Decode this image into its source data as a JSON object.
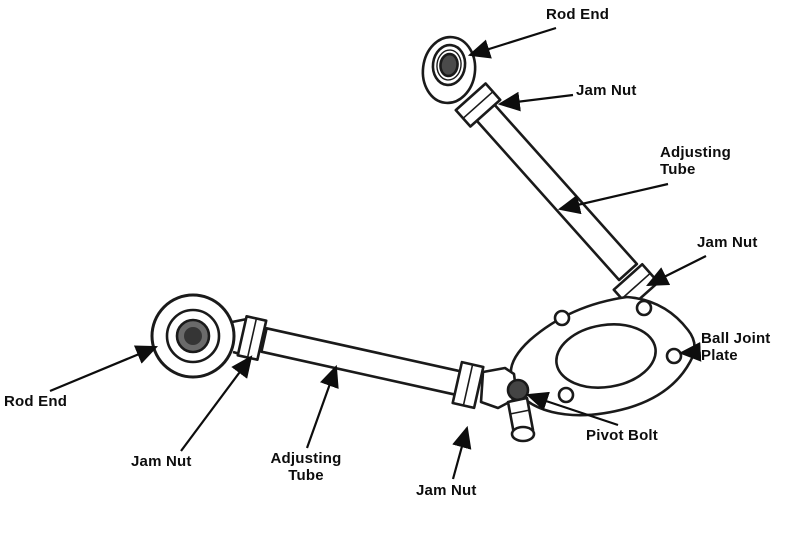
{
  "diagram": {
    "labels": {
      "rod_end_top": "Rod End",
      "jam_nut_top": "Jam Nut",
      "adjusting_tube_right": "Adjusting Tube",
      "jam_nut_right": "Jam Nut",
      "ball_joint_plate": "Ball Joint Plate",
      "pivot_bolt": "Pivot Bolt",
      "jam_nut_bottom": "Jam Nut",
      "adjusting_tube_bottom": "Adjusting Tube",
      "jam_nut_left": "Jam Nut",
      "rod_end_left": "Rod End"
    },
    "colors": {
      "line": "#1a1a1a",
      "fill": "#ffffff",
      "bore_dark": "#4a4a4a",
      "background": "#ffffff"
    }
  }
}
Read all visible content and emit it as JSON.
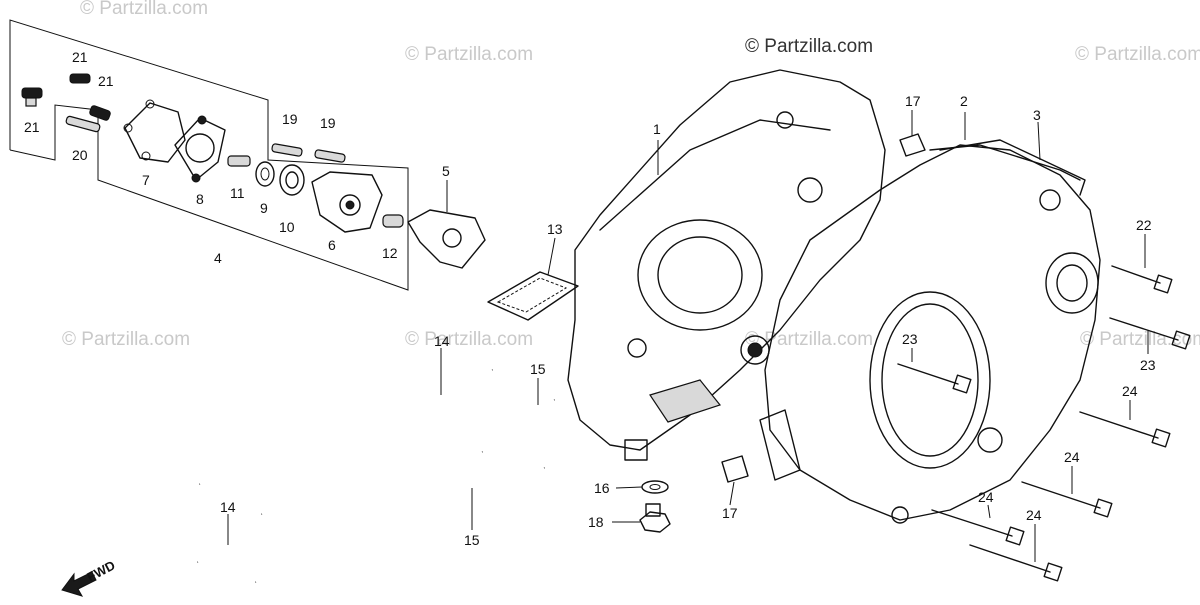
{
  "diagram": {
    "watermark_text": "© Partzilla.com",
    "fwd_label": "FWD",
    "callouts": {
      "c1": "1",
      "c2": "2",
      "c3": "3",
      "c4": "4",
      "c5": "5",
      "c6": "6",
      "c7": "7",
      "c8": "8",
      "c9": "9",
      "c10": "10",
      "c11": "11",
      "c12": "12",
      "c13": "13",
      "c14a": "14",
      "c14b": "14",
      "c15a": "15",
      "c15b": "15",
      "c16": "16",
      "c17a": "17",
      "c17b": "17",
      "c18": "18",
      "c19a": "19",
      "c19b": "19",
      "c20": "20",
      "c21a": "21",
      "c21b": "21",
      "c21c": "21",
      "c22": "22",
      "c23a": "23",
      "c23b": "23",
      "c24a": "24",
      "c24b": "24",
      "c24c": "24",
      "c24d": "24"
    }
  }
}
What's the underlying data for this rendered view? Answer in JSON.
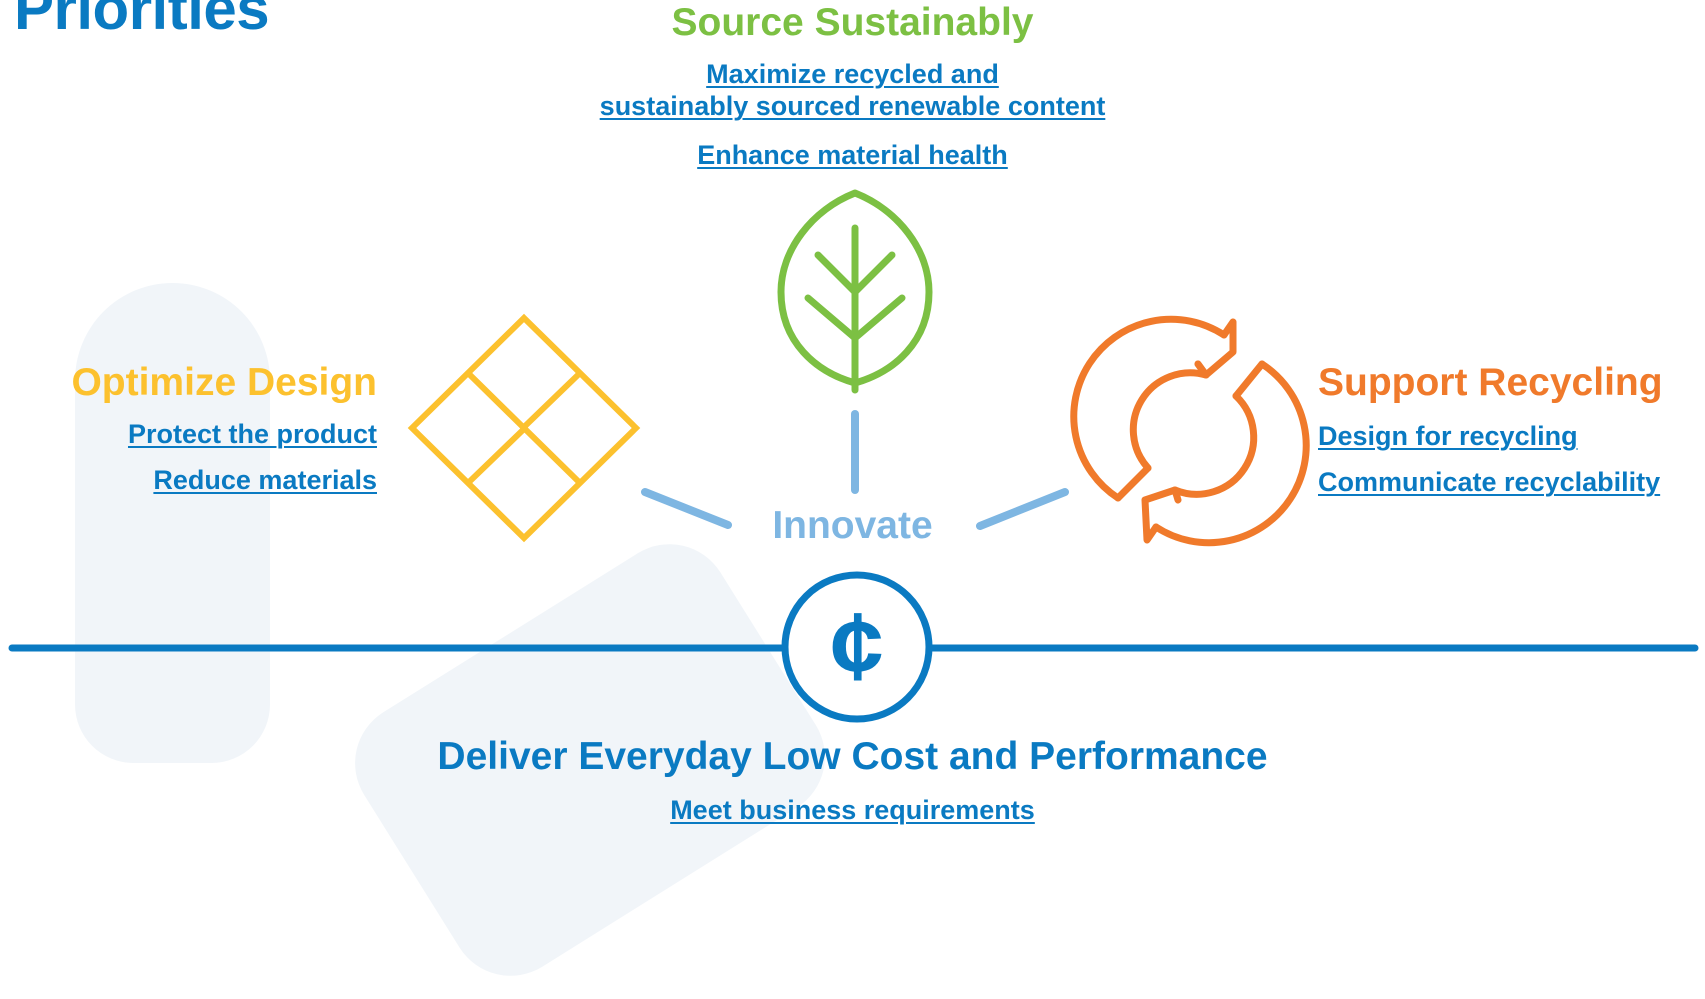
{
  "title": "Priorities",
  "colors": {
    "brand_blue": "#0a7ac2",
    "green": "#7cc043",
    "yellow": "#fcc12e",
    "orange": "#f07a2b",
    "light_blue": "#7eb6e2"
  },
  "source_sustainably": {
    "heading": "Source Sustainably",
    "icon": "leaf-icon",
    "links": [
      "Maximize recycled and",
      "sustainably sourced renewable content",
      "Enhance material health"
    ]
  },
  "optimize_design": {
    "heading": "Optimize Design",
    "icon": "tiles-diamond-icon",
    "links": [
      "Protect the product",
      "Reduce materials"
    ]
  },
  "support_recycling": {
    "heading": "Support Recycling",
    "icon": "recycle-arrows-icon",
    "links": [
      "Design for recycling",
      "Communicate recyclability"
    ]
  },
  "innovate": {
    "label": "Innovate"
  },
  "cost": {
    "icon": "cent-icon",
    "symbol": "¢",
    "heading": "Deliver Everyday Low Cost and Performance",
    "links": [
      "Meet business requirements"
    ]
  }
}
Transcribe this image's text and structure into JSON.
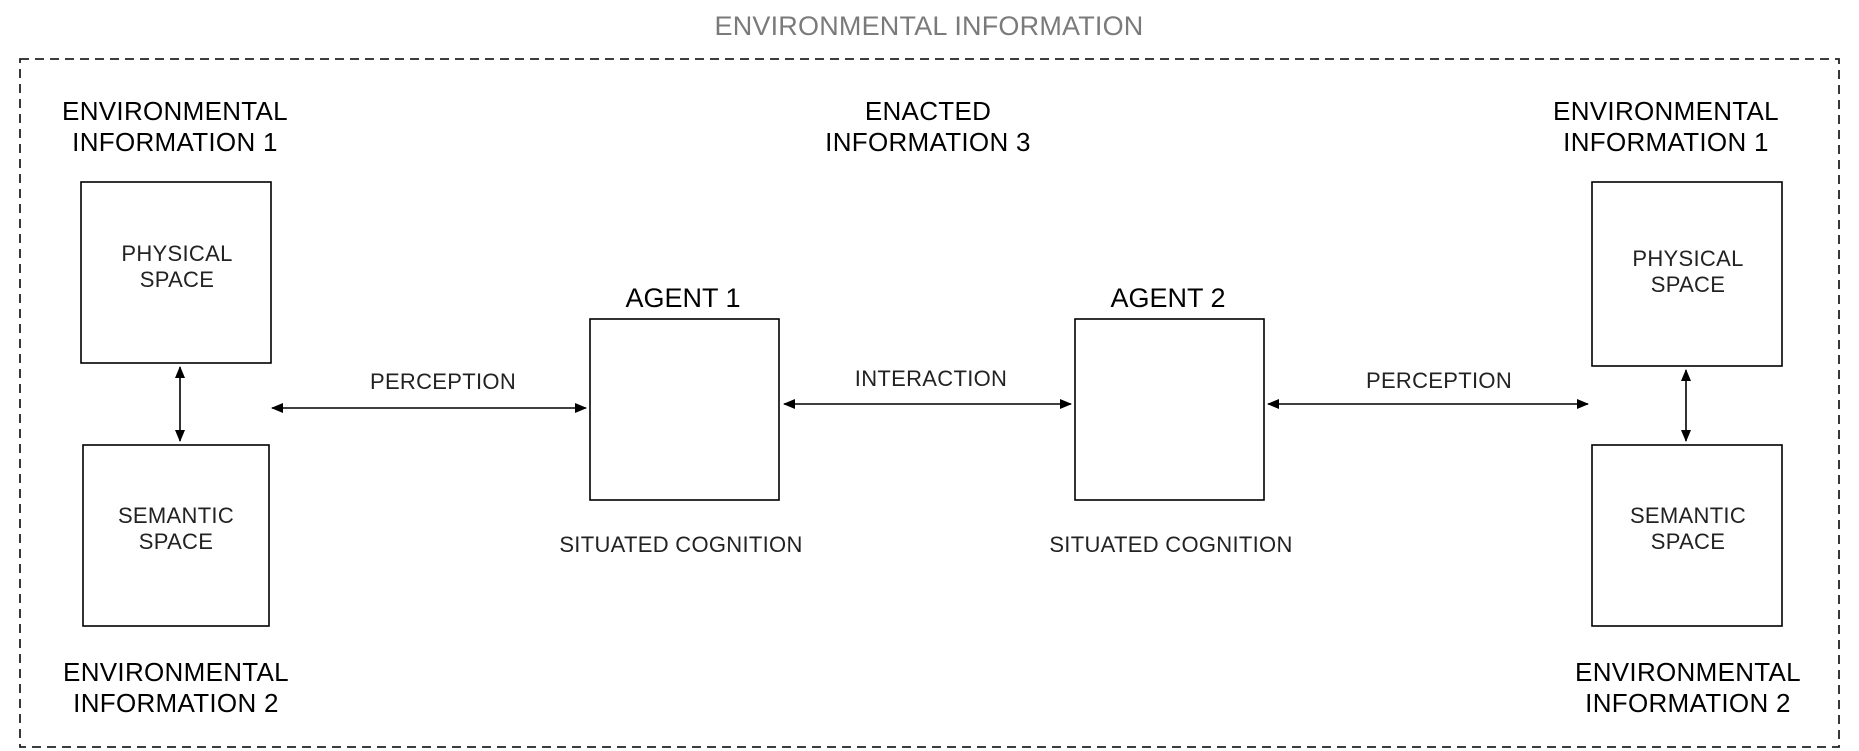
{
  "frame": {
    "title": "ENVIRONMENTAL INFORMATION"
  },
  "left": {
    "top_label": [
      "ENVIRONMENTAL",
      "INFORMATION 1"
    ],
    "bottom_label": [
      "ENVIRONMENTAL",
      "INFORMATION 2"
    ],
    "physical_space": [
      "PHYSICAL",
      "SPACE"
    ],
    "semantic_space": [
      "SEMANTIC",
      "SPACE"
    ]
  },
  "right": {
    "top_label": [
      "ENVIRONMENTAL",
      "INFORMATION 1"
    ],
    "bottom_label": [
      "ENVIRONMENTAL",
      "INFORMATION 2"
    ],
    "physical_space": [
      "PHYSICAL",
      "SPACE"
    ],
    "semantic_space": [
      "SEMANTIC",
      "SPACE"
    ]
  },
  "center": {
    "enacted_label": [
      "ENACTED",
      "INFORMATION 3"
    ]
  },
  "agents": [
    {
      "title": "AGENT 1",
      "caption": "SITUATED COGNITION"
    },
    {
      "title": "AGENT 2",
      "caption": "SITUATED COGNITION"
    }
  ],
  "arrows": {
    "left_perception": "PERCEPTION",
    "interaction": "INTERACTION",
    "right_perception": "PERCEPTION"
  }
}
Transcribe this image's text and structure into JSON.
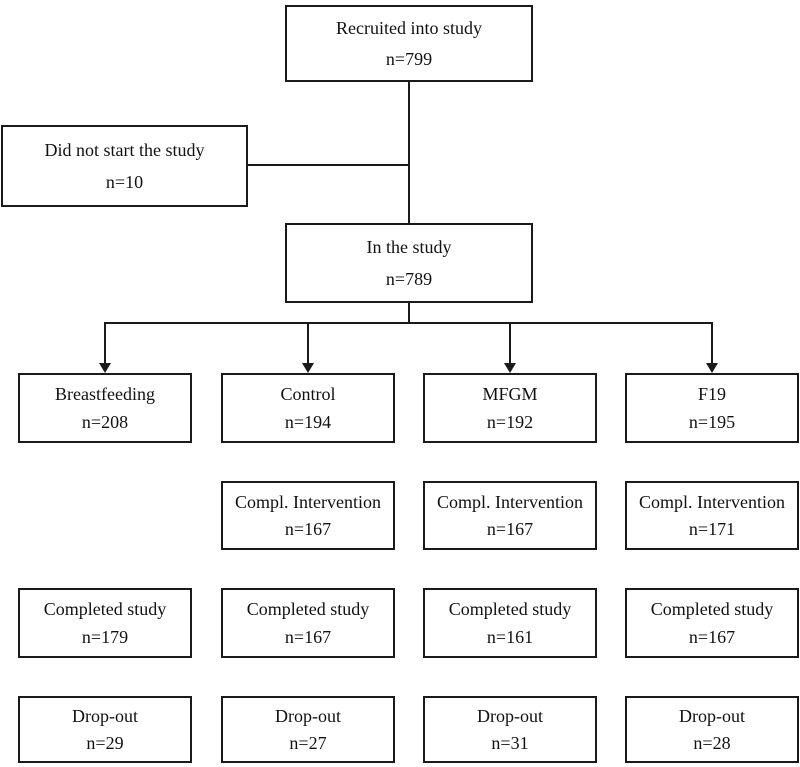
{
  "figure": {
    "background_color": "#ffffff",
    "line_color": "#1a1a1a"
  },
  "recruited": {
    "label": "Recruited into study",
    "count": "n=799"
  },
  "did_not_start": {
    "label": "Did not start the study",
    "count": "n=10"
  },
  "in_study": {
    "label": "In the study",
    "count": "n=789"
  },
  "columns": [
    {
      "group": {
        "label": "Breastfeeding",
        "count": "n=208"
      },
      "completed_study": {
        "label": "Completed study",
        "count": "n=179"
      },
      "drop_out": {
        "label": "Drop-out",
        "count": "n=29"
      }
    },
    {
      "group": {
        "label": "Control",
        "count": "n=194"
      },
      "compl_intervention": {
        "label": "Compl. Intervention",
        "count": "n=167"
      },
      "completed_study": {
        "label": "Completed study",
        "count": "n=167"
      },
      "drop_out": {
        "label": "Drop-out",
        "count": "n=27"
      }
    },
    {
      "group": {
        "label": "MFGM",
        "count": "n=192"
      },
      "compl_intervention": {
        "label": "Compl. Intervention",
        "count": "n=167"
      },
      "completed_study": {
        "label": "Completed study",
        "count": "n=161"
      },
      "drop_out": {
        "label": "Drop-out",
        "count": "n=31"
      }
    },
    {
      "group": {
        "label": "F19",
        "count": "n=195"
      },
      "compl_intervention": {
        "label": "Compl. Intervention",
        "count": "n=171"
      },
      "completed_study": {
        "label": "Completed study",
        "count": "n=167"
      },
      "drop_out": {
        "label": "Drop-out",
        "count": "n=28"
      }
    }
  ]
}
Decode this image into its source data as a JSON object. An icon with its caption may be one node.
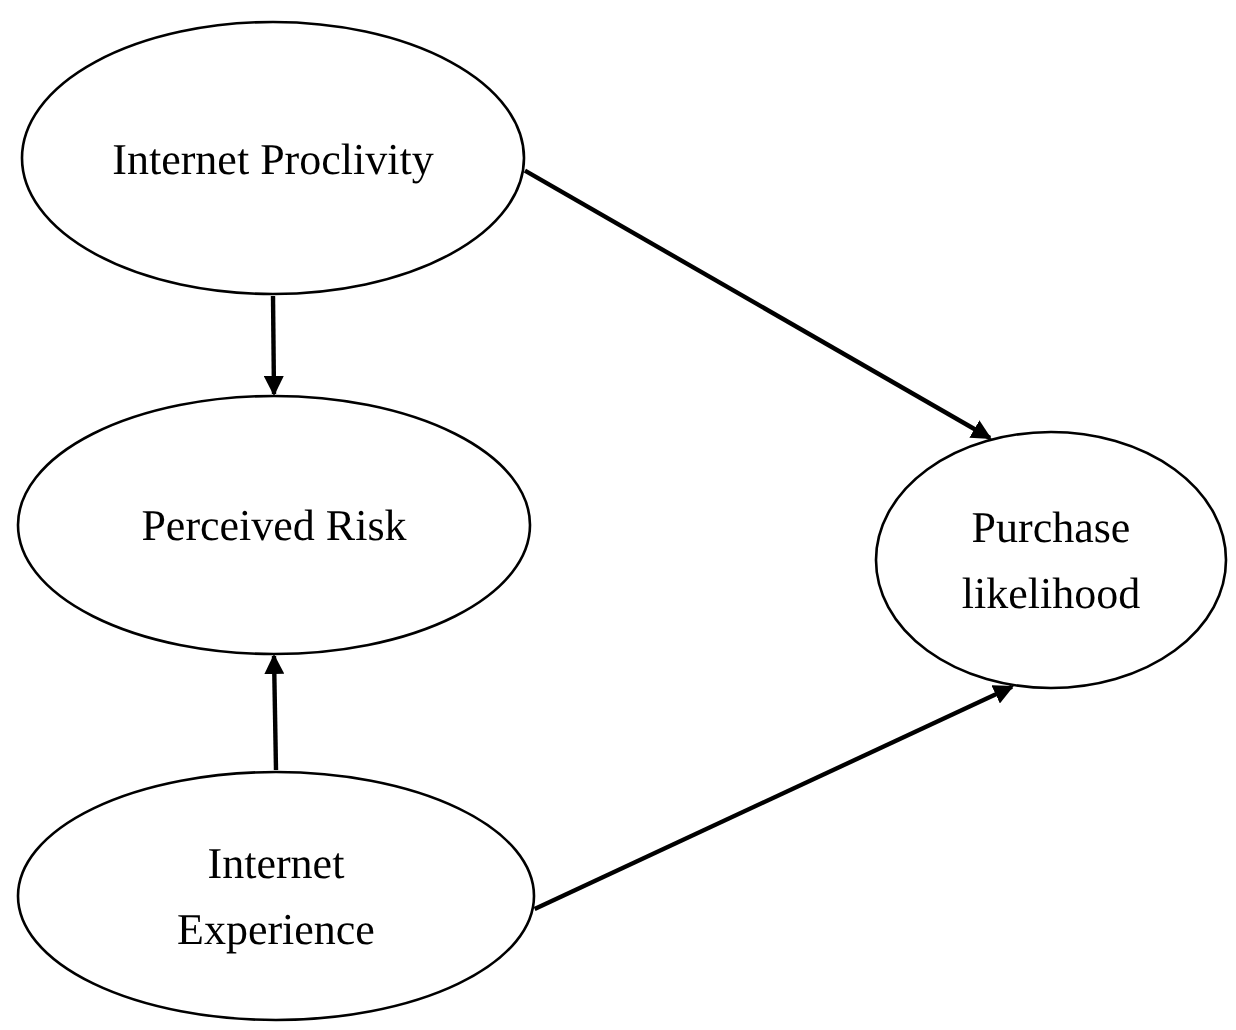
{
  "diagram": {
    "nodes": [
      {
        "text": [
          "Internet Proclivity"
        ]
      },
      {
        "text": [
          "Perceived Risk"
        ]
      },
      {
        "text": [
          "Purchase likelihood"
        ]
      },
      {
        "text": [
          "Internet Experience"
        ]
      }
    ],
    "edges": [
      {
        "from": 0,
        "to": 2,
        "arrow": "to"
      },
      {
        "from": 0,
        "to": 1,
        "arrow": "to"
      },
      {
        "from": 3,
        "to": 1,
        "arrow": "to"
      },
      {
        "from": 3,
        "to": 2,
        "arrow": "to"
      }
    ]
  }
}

□ □ □ □ □ □ □

* _GIVEN TASK_
Your task is to output exactly the lines from the line containing "be one node." through the last line, inclusive, leaving every picture out.

* _ANSWER TO THE EXERCISE_
Decode this image into its source data as a JSON object. An icon with its caption may be one node.
{
  "diagram": {
    "nodes": [
      {
        "text": [
          "Internet Proclivity"
        ]
      },
      {
        "text": [
          "Perceived Risk"
        ]
      },
      {
        "text": [
          "Purchase likelihood"
        ]
      },
      {
        "text": [
          "Internet Experience"
        ]
      }
    ],
    "edges": [
      {
        "from": 0,
        "to": 2,
        "arrow": "to"
      },
      {
        "from": 0,
        "to": 1,
        "arrow": "to"
      },
      {
        "from": 3,
        "to": 1,
        "arrow": "to"
      },
      {
        "from": 3,
        "to": 2,
        "arrow": "to"
      }
    ]
  }
}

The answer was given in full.